### TASK
Copy each line containing the word "color" from the records that follow, please.

* START *

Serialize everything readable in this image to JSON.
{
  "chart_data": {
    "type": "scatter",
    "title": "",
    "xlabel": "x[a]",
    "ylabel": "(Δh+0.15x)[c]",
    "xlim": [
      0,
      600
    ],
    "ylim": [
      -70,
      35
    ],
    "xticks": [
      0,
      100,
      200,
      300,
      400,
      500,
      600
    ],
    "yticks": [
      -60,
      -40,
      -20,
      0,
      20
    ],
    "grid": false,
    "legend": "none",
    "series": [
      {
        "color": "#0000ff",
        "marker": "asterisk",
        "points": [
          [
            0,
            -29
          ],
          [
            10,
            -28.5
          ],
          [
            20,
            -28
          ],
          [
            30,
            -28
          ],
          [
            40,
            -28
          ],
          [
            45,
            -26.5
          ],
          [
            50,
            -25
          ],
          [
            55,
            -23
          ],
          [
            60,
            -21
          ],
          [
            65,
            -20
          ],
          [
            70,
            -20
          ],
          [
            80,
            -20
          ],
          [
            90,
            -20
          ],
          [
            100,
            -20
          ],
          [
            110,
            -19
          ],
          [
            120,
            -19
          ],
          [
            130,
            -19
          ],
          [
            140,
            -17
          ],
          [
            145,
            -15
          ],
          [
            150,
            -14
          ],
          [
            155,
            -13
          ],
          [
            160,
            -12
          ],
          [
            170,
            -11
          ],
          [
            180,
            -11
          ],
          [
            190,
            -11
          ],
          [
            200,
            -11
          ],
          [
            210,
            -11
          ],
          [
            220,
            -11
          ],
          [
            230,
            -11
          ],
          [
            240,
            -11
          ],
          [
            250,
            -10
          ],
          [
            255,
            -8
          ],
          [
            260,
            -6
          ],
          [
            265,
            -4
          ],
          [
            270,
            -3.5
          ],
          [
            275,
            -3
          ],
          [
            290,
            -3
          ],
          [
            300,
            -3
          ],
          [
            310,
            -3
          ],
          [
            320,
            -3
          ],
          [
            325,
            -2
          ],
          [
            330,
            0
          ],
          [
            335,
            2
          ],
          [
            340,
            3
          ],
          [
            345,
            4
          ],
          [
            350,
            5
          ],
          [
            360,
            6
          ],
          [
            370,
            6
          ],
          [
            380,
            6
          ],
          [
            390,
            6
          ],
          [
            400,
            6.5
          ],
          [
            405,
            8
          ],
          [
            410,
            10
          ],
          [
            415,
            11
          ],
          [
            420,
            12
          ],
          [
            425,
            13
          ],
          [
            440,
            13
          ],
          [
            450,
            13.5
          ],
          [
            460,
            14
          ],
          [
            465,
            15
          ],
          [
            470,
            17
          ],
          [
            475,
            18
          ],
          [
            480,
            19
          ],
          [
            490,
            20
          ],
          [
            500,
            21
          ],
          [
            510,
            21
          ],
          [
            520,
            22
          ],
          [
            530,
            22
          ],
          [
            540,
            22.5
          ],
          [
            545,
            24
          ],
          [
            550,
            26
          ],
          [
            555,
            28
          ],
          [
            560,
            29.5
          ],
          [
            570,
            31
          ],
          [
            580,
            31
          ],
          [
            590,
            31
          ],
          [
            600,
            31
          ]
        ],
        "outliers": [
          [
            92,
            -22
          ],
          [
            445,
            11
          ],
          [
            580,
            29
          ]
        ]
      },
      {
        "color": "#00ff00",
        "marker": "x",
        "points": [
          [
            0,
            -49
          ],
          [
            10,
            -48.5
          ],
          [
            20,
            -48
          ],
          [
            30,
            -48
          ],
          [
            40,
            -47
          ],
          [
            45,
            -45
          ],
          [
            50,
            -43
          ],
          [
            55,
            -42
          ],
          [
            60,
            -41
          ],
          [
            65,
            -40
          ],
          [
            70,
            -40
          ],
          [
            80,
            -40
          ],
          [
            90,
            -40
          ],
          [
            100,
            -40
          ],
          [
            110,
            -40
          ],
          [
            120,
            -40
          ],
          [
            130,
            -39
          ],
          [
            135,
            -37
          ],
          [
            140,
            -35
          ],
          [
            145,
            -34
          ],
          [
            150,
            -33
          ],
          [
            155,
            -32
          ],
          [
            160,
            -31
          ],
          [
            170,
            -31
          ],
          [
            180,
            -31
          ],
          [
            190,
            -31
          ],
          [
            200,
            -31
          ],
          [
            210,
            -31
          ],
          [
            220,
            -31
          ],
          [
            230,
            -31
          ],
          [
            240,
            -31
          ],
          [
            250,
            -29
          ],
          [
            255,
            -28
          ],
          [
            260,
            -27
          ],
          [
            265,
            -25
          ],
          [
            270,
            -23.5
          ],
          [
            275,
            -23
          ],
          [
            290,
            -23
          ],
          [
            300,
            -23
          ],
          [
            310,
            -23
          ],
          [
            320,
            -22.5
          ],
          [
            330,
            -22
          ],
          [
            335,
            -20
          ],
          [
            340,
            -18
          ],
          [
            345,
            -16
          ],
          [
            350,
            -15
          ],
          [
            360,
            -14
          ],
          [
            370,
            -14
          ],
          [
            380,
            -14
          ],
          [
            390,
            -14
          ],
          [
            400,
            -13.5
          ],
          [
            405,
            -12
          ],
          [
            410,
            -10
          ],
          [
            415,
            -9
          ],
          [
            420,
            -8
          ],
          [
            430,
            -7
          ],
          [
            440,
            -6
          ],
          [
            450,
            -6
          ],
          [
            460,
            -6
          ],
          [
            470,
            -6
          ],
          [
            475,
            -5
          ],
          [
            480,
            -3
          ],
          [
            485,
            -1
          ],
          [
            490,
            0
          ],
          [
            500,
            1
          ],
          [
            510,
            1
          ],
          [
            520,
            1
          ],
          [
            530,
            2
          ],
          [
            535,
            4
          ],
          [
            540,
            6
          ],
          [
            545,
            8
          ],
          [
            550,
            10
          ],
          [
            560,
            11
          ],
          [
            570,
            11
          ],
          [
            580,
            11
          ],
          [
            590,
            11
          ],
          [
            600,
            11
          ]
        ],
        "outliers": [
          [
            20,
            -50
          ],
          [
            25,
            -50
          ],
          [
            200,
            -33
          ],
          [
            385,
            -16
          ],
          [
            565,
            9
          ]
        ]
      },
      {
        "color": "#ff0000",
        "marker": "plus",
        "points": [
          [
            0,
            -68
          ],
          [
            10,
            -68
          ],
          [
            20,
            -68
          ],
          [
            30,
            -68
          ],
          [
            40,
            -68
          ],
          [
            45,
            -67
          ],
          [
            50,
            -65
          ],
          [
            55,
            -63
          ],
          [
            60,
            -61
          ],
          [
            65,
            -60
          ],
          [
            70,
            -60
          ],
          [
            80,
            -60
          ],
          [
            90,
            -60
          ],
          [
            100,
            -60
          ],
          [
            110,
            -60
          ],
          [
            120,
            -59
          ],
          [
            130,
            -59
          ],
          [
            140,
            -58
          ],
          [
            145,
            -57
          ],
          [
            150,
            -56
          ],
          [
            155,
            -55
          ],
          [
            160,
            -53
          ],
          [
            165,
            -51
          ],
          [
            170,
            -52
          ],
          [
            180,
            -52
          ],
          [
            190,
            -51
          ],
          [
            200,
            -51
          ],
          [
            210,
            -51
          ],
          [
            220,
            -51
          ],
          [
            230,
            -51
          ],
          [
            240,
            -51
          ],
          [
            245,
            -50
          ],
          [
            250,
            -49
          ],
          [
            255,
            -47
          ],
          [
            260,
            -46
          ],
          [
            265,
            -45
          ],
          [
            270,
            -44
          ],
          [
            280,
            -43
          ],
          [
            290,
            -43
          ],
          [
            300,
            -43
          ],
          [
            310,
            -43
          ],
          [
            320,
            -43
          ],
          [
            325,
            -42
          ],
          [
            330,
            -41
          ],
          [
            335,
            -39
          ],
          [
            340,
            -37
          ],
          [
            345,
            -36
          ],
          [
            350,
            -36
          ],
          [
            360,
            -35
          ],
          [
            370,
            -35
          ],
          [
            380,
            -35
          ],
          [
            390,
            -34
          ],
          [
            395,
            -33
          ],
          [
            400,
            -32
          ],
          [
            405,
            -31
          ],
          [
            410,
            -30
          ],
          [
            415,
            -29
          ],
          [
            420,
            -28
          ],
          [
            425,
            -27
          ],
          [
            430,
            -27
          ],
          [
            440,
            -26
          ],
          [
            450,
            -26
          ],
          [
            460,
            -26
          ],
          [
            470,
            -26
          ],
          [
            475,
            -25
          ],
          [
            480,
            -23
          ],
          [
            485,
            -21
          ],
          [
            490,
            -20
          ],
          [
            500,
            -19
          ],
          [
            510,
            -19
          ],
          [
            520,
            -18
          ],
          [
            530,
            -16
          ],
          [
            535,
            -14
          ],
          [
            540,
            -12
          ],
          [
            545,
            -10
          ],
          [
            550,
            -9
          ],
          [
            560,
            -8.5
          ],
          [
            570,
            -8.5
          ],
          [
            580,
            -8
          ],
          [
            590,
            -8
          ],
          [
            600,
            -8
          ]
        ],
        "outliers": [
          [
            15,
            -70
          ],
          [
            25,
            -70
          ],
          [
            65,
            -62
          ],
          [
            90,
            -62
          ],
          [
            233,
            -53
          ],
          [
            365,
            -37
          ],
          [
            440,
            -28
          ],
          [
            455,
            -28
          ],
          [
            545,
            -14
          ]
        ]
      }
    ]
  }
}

* END *

### WRITTEN SOLUTION
        "color": "#0000ff",
        "color": "#00ff00",
        "color": "#ff0000",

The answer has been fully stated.